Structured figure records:
━━━━━━━━━━━━━━━━

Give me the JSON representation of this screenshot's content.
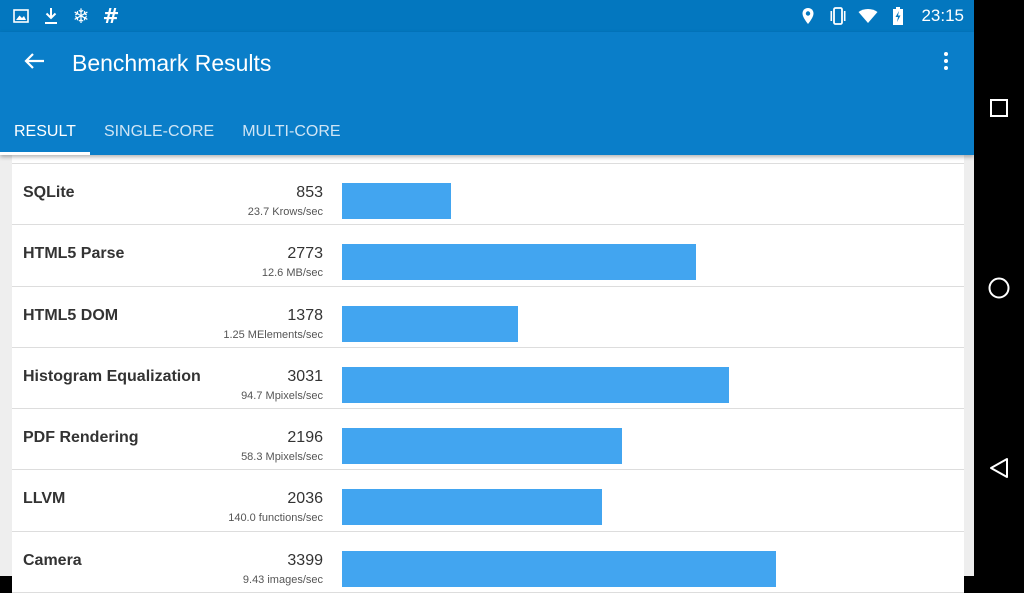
{
  "status_bar": {
    "left_icons": [
      "image-icon",
      "download-icon",
      "snowflake-icon",
      "hash-icon"
    ],
    "right_icons": [
      "location-icon",
      "vibrate-icon",
      "wifi-icon",
      "battery-charging-icon"
    ],
    "time": "23:15"
  },
  "app_bar": {
    "title": "Benchmark Results",
    "tabs": [
      {
        "label": "RESULT",
        "active": true
      },
      {
        "label": "SINGLE-CORE",
        "active": false
      },
      {
        "label": "MULTI-CORE",
        "active": false
      }
    ]
  },
  "results": [
    {
      "name": "SQLite",
      "score": "853",
      "unit": "23.7 Krows/sec"
    },
    {
      "name": "HTML5 Parse",
      "score": "2773",
      "unit": "12.6 MB/sec"
    },
    {
      "name": "HTML5 DOM",
      "score": "1378",
      "unit": "1.25 MElements/sec"
    },
    {
      "name": "Histogram Equalization",
      "score": "3031",
      "unit": "94.7 Mpixels/sec"
    },
    {
      "name": "PDF Rendering",
      "score": "2196",
      "unit": "58.3 Mpixels/sec"
    },
    {
      "name": "LLVM",
      "score": "2036",
      "unit": "140.0 functions/sec"
    },
    {
      "name": "Camera",
      "score": "3399",
      "unit": "9.43 images/sec"
    }
  ],
  "colors": {
    "status_bar": "#0377bf",
    "app_bar": "#0a7ec9",
    "bar": "#42a5f0",
    "background": "#eeeeee"
  },
  "nav_bar": {
    "buttons": [
      "recents-icon",
      "home-icon",
      "back-triangle-icon"
    ]
  }
}
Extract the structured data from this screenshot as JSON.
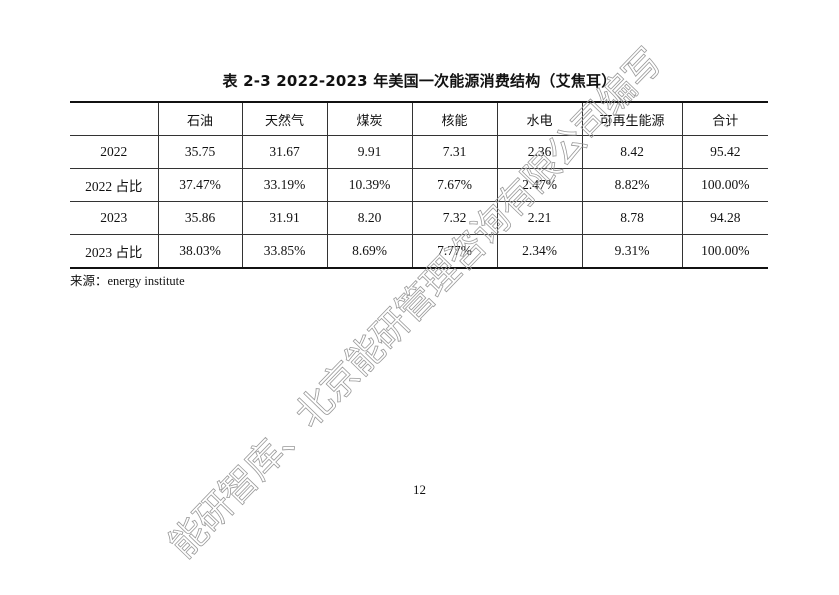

━━━━━━━━━━━━━━━━

§ Goal of the exercise:
Copy everything in the records above except the pictures, exactly as written.

§ Written response:
Give me the JSON representation of this screenshot's content.
{
  "status_bar": {
    "left_icons": [
      "image-icon",
      "download-icon",
      "snowflake-icon",
      "hash-icon"
    ],
    "right_icons": [
      "location-icon",
      "vibrate-icon",
      "wifi-icon",
      "battery-charging-icon"
    ],
    "time": "23:15"
  },
  "app_bar": {
    "title": "Benchmark Results",
    "tabs": [
      {
        "label": "RESULT",
        "active": true
      },
      {
        "label": "SINGLE-CORE",
        "active": false
      },
      {
        "label": "MULTI-CORE",
        "active": false
      }
    ]
  },
  "results": [
    {
      "name": "SQLite",
      "score": "853",
      "unit": "23.7 Krows/sec"
    },
    {
      "name": "HTML5 Parse",
      "score": "2773",
      "unit": "12.6 MB/sec"
    },
    {
      "name": "HTML5 DOM",
      "score": "1378",
      "unit": "1.25 MElements/sec"
    },
    {
      "name": "Histogram Equalization",
      "score": "3031",
      "unit": "94.7 Mpixels/sec"
    },
    {
      "name": "PDF Rendering",
      "score": "2196",
      "unit": "58.3 Mpixels/sec"
    },
    {
      "name": "LLVM",
      "score": "2036",
      "unit": "140.0 functions/sec"
    },
    {
      "name": "Camera",
      "score": "3399",
      "unit": "9.43 images/sec"
    }
  ],
  "colors": {
    "status_bar": "#0377bf",
    "app_bar": "#0a7ec9",
    "bar": "#42a5f0",
    "background": "#eeeeee"
  },
  "nav_bar": {
    "buttons": [
      "recents-icon",
      "home-icon",
      "back-triangle-icon"
    ]
  }
}
Extract the structured data from this screenshot as JSON.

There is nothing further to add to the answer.